start Excerpted data

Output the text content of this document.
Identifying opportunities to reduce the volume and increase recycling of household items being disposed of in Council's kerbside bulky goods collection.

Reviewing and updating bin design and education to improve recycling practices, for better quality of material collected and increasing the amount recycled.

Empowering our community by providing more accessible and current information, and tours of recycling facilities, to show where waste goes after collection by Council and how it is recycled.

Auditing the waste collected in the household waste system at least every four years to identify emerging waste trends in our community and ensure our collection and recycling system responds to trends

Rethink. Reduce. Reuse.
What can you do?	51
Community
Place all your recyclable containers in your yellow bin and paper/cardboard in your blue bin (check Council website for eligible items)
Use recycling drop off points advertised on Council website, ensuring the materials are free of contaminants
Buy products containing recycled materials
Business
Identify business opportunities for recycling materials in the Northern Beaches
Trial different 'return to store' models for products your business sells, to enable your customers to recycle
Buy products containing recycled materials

end Excerpted data

Aim = Write down all the entries again without a single difference.

Full solution =
Output the text content of this document.
Identifying opportunities to reduce the volume and increase recycling of household items being disposed of in Council's kerbside bulky goods collection.

Reviewing and updating bin design and education to improve recycling practices, for better quality of material collected and increasing the amount recycled.

Empowering our community by providing more accessible and current information, and tours of recycling facilities, to show where waste goes after collection by Council and how it is recycled.

Auditing the waste collected in the household waste system at least every four years to identify emerging waste trends in our community and ensure our collection and recycling system responds to trends

Rethink. Reduce. Reuse.
What can you do?	51
Community
Place all your recyclable containers in your yellow bin and paper/cardboard in your blue bin (check Council website for eligible items)
Use recycling drop off points advertised on Council website, ensuring the materials are free of contaminants
Buy products containing recycled materials
Business
Identify business opportunities for recycling materials in the Northern Beaches
Trial different 'return to store' models for products your business sells, to enable your customers to recycle
Buy products containing recycled materials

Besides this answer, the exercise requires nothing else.